-- Start Stored records --

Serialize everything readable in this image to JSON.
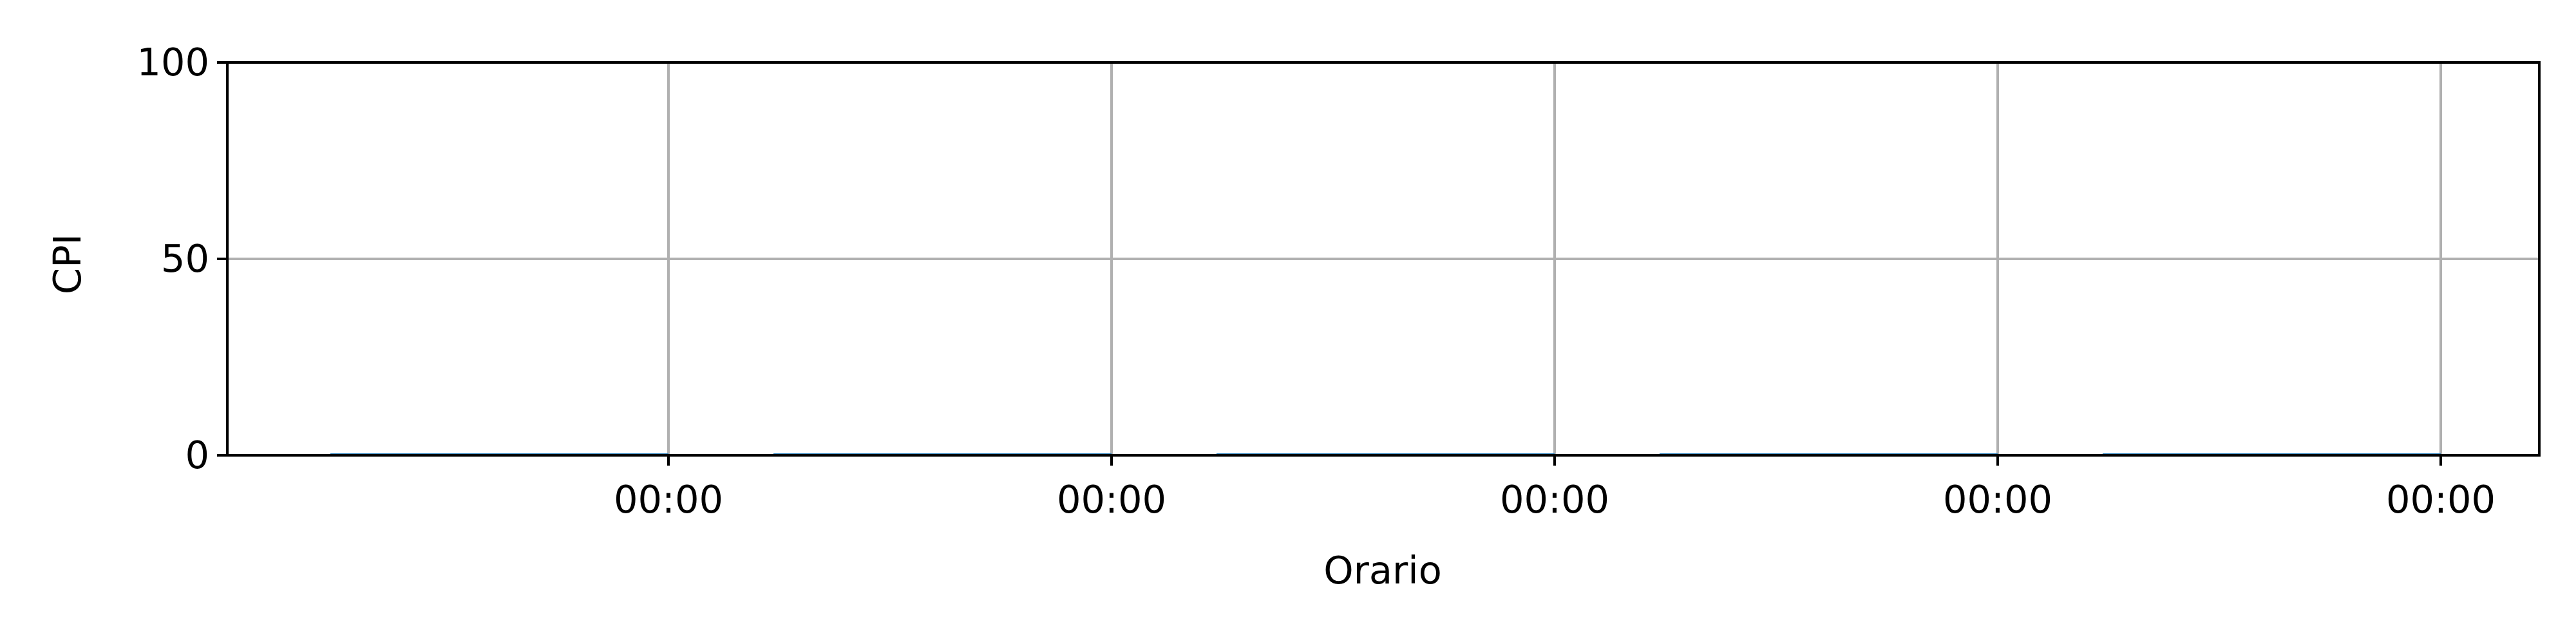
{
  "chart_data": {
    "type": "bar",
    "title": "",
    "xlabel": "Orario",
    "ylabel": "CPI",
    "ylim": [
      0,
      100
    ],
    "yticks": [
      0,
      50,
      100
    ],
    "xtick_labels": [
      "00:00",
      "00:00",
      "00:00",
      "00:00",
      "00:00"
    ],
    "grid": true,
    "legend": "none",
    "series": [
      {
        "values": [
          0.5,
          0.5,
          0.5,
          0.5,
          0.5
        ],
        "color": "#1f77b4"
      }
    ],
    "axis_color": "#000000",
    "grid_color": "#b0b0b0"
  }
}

-- End Stored records --

Give an exact copy of the material, leaving out every picture.

→ Written answer:
Serialize everything readable in this image to JSON.
{
  "chart_data": {
    "type": "bar",
    "title": "",
    "xlabel": "Orario",
    "ylabel": "CPI",
    "ylim": [
      0,
      100
    ],
    "yticks": [
      0,
      50,
      100
    ],
    "xtick_labels": [
      "00:00",
      "00:00",
      "00:00",
      "00:00",
      "00:00"
    ],
    "grid": true,
    "legend": "none",
    "series": [
      {
        "values": [
          0.5,
          0.5,
          0.5,
          0.5,
          0.5
        ],
        "color": "#1f77b4"
      }
    ],
    "axis_color": "#000000",
    "grid_color": "#b0b0b0"
  }
}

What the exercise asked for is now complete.